* begin Stored rows *
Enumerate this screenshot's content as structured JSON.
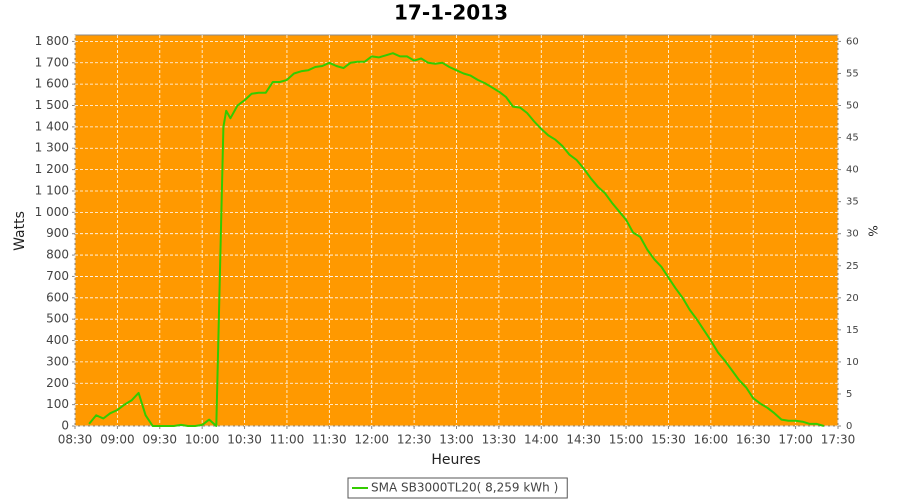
{
  "chart_data": {
    "type": "line",
    "title": "17-1-2013",
    "x_label": "Heures",
    "y_label": "Watts",
    "y2_label": "%",
    "x": [
      "08:40",
      "08:45",
      "08:50",
      "08:55",
      "09:00",
      "09:05",
      "09:10",
      "09:15",
      "09:20",
      "09:25",
      "09:30",
      "09:35",
      "09:40",
      "09:45",
      "09:50",
      "09:55",
      "10:00",
      "10:05",
      "10:10",
      "10:15",
      "10:17",
      "10:20",
      "10:25",
      "10:30",
      "10:35",
      "10:40",
      "10:45",
      "10:50",
      "10:55",
      "11:00",
      "11:05",
      "11:10",
      "11:15",
      "11:20",
      "11:25",
      "11:30",
      "11:35",
      "11:40",
      "11:45",
      "11:50",
      "11:55",
      "12:00",
      "12:05",
      "12:10",
      "12:15",
      "12:20",
      "12:25",
      "12:30",
      "12:35",
      "12:40",
      "12:45",
      "12:50",
      "12:55",
      "13:00",
      "13:05",
      "13:10",
      "13:15",
      "13:20",
      "13:25",
      "13:30",
      "13:35",
      "13:40",
      "13:45",
      "13:50",
      "13:55",
      "14:00",
      "14:05",
      "14:10",
      "14:15",
      "14:20",
      "14:25",
      "14:30",
      "14:35",
      "14:40",
      "14:45",
      "14:50",
      "14:55",
      "15:00",
      "15:05",
      "15:10",
      "15:15",
      "15:20",
      "15:25",
      "15:30",
      "15:35",
      "15:40",
      "15:45",
      "15:50",
      "15:55",
      "16:00",
      "16:05",
      "16:10",
      "16:15",
      "16:20",
      "16:25",
      "16:30",
      "16:35",
      "16:40",
      "16:45",
      "16:50",
      "16:55",
      "17:00",
      "17:05",
      "17:10",
      "17:15",
      "17:20"
    ],
    "series": [
      {
        "name": "SMA SB3000TL20( 8,259 kWh )",
        "color": "#33cc00",
        "values": [
          10,
          50,
          35,
          60,
          75,
          100,
          120,
          155,
          50,
          0,
          0,
          0,
          0,
          5,
          0,
          0,
          5,
          30,
          0,
          1400,
          1475,
          1440,
          1500,
          1525,
          1555,
          1560,
          1560,
          1610,
          1610,
          1620,
          1650,
          1660,
          1665,
          1680,
          1685,
          1700,
          1685,
          1675,
          1700,
          1705,
          1705,
          1730,
          1725,
          1735,
          1745,
          1730,
          1730,
          1710,
          1720,
          1700,
          1695,
          1700,
          1680,
          1665,
          1650,
          1640,
          1620,
          1605,
          1585,
          1565,
          1540,
          1495,
          1490,
          1465,
          1425,
          1390,
          1360,
          1340,
          1310,
          1270,
          1245,
          1205,
          1160,
          1120,
          1090,
          1045,
          1005,
          965,
          905,
          885,
          825,
          780,
          745,
          695,
          645,
          600,
          545,
          500,
          450,
          400,
          345,
          305,
          260,
          215,
          180,
          130,
          105,
          85,
          60,
          30,
          25,
          25,
          20,
          10,
          10,
          0
        ]
      }
    ],
    "xlim": [
      "08:30",
      "17:30"
    ],
    "xticks": [
      "08:30",
      "09:00",
      "09:30",
      "10:00",
      "10:30",
      "11:00",
      "11:30",
      "12:00",
      "12:30",
      "13:00",
      "13:30",
      "14:00",
      "14:30",
      "15:00",
      "15:30",
      "16:00",
      "16:30",
      "17:00",
      "17:30"
    ],
    "ylim": [
      0,
      1830
    ],
    "yticks": [
      0,
      100,
      200,
      300,
      400,
      500,
      600,
      700,
      800,
      900,
      {
        "value": 1000,
        "label": "1 000"
      },
      {
        "value": 1100,
        "label": "1 100"
      },
      {
        "value": 1200,
        "label": "1 200"
      },
      {
        "value": 1300,
        "label": "1 300"
      },
      {
        "value": 1400,
        "label": "1 400"
      },
      {
        "value": 1500,
        "label": "1 500"
      },
      {
        "value": 1600,
        "label": "1 600"
      },
      {
        "value": 1700,
        "label": "1 700"
      },
      {
        "value": 1800,
        "label": "1 800"
      }
    ],
    "y2lim": [
      0,
      61
    ],
    "y2ticks": [
      0,
      5,
      10,
      15,
      20,
      25,
      30,
      35,
      40,
      45,
      50,
      55,
      60
    ],
    "grid": true,
    "background": "#ff9900",
    "legend": "bottom"
  }
}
* end Stored rows *
■ To do:
Copy all the lines of data exactly as they appear, dropping any images.

■ Written solution:
Enumerate this screenshot's content as structured JSON.
{
  "chart_data": {
    "type": "line",
    "title": "17-1-2013",
    "x_label": "Heures",
    "y_label": "Watts",
    "y2_label": "%",
    "x": [
      "08:40",
      "08:45",
      "08:50",
      "08:55",
      "09:00",
      "09:05",
      "09:10",
      "09:15",
      "09:20",
      "09:25",
      "09:30",
      "09:35",
      "09:40",
      "09:45",
      "09:50",
      "09:55",
      "10:00",
      "10:05",
      "10:10",
      "10:15",
      "10:17",
      "10:20",
      "10:25",
      "10:30",
      "10:35",
      "10:40",
      "10:45",
      "10:50",
      "10:55",
      "11:00",
      "11:05",
      "11:10",
      "11:15",
      "11:20",
      "11:25",
      "11:30",
      "11:35",
      "11:40",
      "11:45",
      "11:50",
      "11:55",
      "12:00",
      "12:05",
      "12:10",
      "12:15",
      "12:20",
      "12:25",
      "12:30",
      "12:35",
      "12:40",
      "12:45",
      "12:50",
      "12:55",
      "13:00",
      "13:05",
      "13:10",
      "13:15",
      "13:20",
      "13:25",
      "13:30",
      "13:35",
      "13:40",
      "13:45",
      "13:50",
      "13:55",
      "14:00",
      "14:05",
      "14:10",
      "14:15",
      "14:20",
      "14:25",
      "14:30",
      "14:35",
      "14:40",
      "14:45",
      "14:50",
      "14:55",
      "15:00",
      "15:05",
      "15:10",
      "15:15",
      "15:20",
      "15:25",
      "15:30",
      "15:35",
      "15:40",
      "15:45",
      "15:50",
      "15:55",
      "16:00",
      "16:05",
      "16:10",
      "16:15",
      "16:20",
      "16:25",
      "16:30",
      "16:35",
      "16:40",
      "16:45",
      "16:50",
      "16:55",
      "17:00",
      "17:05",
      "17:10",
      "17:15",
      "17:20"
    ],
    "series": [
      {
        "name": "SMA SB3000TL20( 8,259 kWh )",
        "color": "#33cc00",
        "values": [
          10,
          50,
          35,
          60,
          75,
          100,
          120,
          155,
          50,
          0,
          0,
          0,
          0,
          5,
          0,
          0,
          5,
          30,
          0,
          1400,
          1475,
          1440,
          1500,
          1525,
          1555,
          1560,
          1560,
          1610,
          1610,
          1620,
          1650,
          1660,
          1665,
          1680,
          1685,
          1700,
          1685,
          1675,
          1700,
          1705,
          1705,
          1730,
          1725,
          1735,
          1745,
          1730,
          1730,
          1710,
          1720,
          1700,
          1695,
          1700,
          1680,
          1665,
          1650,
          1640,
          1620,
          1605,
          1585,
          1565,
          1540,
          1495,
          1490,
          1465,
          1425,
          1390,
          1360,
          1340,
          1310,
          1270,
          1245,
          1205,
          1160,
          1120,
          1090,
          1045,
          1005,
          965,
          905,
          885,
          825,
          780,
          745,
          695,
          645,
          600,
          545,
          500,
          450,
          400,
          345,
          305,
          260,
          215,
          180,
          130,
          105,
          85,
          60,
          30,
          25,
          25,
          20,
          10,
          10,
          0
        ]
      }
    ],
    "xlim": [
      "08:30",
      "17:30"
    ],
    "xticks": [
      "08:30",
      "09:00",
      "09:30",
      "10:00",
      "10:30",
      "11:00",
      "11:30",
      "12:00",
      "12:30",
      "13:00",
      "13:30",
      "14:00",
      "14:30",
      "15:00",
      "15:30",
      "16:00",
      "16:30",
      "17:00",
      "17:30"
    ],
    "ylim": [
      0,
      1830
    ],
    "yticks": [
      0,
      100,
      200,
      300,
      400,
      500,
      600,
      700,
      800,
      900,
      {
        "value": 1000,
        "label": "1 000"
      },
      {
        "value": 1100,
        "label": "1 100"
      },
      {
        "value": 1200,
        "label": "1 200"
      },
      {
        "value": 1300,
        "label": "1 300"
      },
      {
        "value": 1400,
        "label": "1 400"
      },
      {
        "value": 1500,
        "label": "1 500"
      },
      {
        "value": 1600,
        "label": "1 600"
      },
      {
        "value": 1700,
        "label": "1 700"
      },
      {
        "value": 1800,
        "label": "1 800"
      }
    ],
    "y2lim": [
      0,
      61
    ],
    "y2ticks": [
      0,
      5,
      10,
      15,
      20,
      25,
      30,
      35,
      40,
      45,
      50,
      55,
      60
    ],
    "grid": true,
    "background": "#ff9900",
    "legend": "bottom"
  }
}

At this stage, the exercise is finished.